→ WHAT THIS TASK INVOLVES: Give all the lines below again, exactly, with no pictures.

━━━━━ SUPPLIED INFORMATION ━━━━━

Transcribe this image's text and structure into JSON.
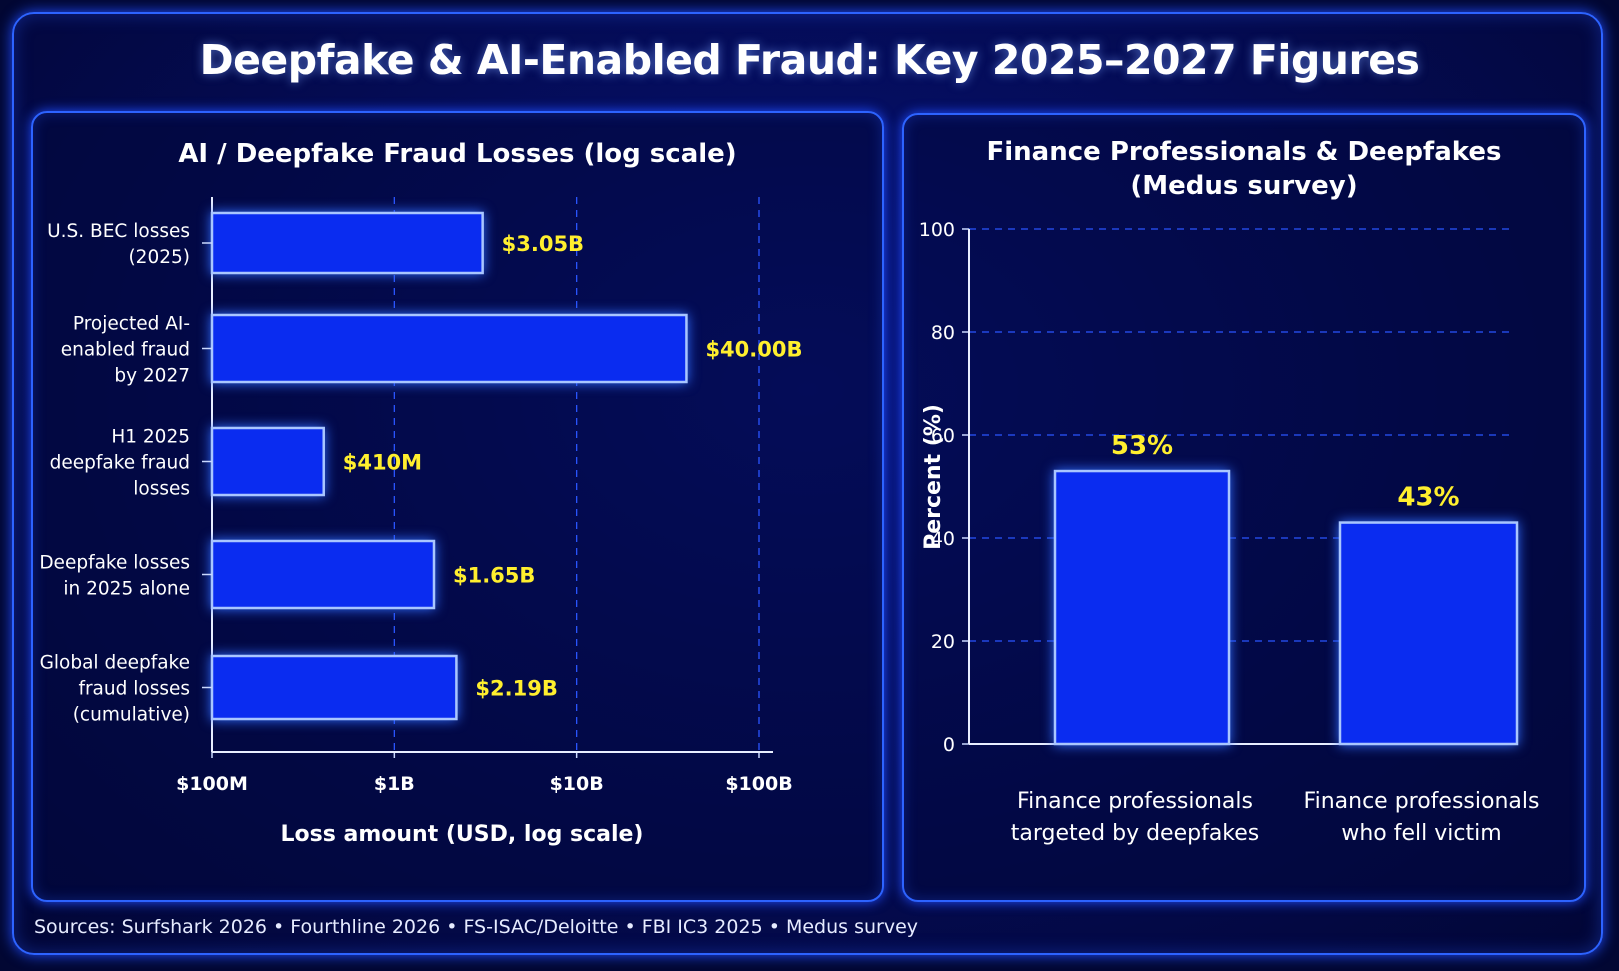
{
  "title": "Deepfake & AI-Enabled Fraud: Key 2025–2027 Figures",
  "sources": "Sources: Surfshark 2026 • Fourthline 2026 • FS-ISAC/Deloitte • FBI IC3 2025 • Medus survey",
  "colors": {
    "background": "#020733",
    "panel_border": "#2d63ff",
    "bar_fill": "#0a2cf0",
    "bar_stroke": "#a9c6ff",
    "value_label": "#ffef2e",
    "text": "#ffffff"
  },
  "chart_data": [
    {
      "type": "bar",
      "orientation": "horizontal",
      "title": "AI / Deepfake Fraud Losses (log scale)",
      "xlabel": "Loss amount (USD, log scale)",
      "ylabel": "",
      "xscale": "log",
      "xlim": [
        100000000,
        150000000000
      ],
      "xticks": [
        {
          "value": 100000000,
          "label": "$100M"
        },
        {
          "value": 1000000000,
          "label": "$1B"
        },
        {
          "value": 10000000000,
          "label": "$10B"
        },
        {
          "value": 100000000000,
          "label": "$100B"
        }
      ],
      "grid": "vertical dashed at major ticks",
      "categories": [
        [
          "U.S. BEC losses",
          "(2025)"
        ],
        [
          "Projected AI-",
          "enabled fraud",
          "by 2027"
        ],
        [
          "H1 2025",
          "deepfake fraud",
          "losses"
        ],
        [
          "Deepfake losses",
          "in 2025 alone"
        ],
        [
          "Global deepfake",
          "fraud losses",
          "(cumulative)"
        ]
      ],
      "values": [
        3050000000,
        40000000000,
        410000000,
        1650000000,
        2190000000
      ],
      "data_labels": [
        "$3.05B",
        "$40.00B",
        "$410M",
        "$1.65B",
        "$2.19B"
      ]
    },
    {
      "type": "bar",
      "orientation": "vertical",
      "title": "Finance Professionals & Deepfakes",
      "subtitle": "(Medus survey)",
      "xlabel": "",
      "ylabel": "Percent (%)",
      "ylim": [
        0,
        100
      ],
      "yticks": [
        0,
        20,
        40,
        60,
        80,
        100
      ],
      "grid": "horizontal dashed at major ticks",
      "categories": [
        [
          "Finance professionals",
          "targeted by deepfakes"
        ],
        [
          "Finance professionals",
          "who fell victim"
        ]
      ],
      "values": [
        53,
        43
      ],
      "data_labels": [
        "53%",
        "43%"
      ]
    }
  ]
}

━━━━━

→ SOLUTION:
Transcribe this image's text and structure into JSON.
{
  "title": "Deepfake & AI-Enabled Fraud: Key 2025–2027 Figures",
  "sources": "Sources: Surfshark 2026 • Fourthline 2026 • FS-ISAC/Deloitte • FBI IC3 2025 • Medus survey",
  "colors": {
    "background": "#020733",
    "panel_border": "#2d63ff",
    "bar_fill": "#0a2cf0",
    "bar_stroke": "#a9c6ff",
    "value_label": "#ffef2e",
    "text": "#ffffff"
  },
  "chart_data": [
    {
      "type": "bar",
      "orientation": "horizontal",
      "title": "AI / Deepfake Fraud Losses (log scale)",
      "xlabel": "Loss amount (USD, log scale)",
      "ylabel": "",
      "xscale": "log",
      "xlim": [
        100000000,
        150000000000
      ],
      "xticks": [
        {
          "value": 100000000,
          "label": "$100M"
        },
        {
          "value": 1000000000,
          "label": "$1B"
        },
        {
          "value": 10000000000,
          "label": "$10B"
        },
        {
          "value": 100000000000,
          "label": "$100B"
        }
      ],
      "grid": "vertical dashed at major ticks",
      "categories": [
        [
          "U.S. BEC losses",
          "(2025)"
        ],
        [
          "Projected AI-",
          "enabled fraud",
          "by 2027"
        ],
        [
          "H1 2025",
          "deepfake fraud",
          "losses"
        ],
        [
          "Deepfake losses",
          "in 2025 alone"
        ],
        [
          "Global deepfake",
          "fraud losses",
          "(cumulative)"
        ]
      ],
      "values": [
        3050000000,
        40000000000,
        410000000,
        1650000000,
        2190000000
      ],
      "data_labels": [
        "$3.05B",
        "$40.00B",
        "$410M",
        "$1.65B",
        "$2.19B"
      ]
    },
    {
      "type": "bar",
      "orientation": "vertical",
      "title": "Finance Professionals & Deepfakes",
      "subtitle": "(Medus survey)",
      "xlabel": "",
      "ylabel": "Percent (%)",
      "ylim": [
        0,
        100
      ],
      "yticks": [
        0,
        20,
        40,
        60,
        80,
        100
      ],
      "grid": "horizontal dashed at major ticks",
      "categories": [
        [
          "Finance professionals",
          "targeted by deepfakes"
        ],
        [
          "Finance professionals",
          "who fell victim"
        ]
      ],
      "values": [
        53,
        43
      ],
      "data_labels": [
        "53%",
        "43%"
      ]
    }
  ]
}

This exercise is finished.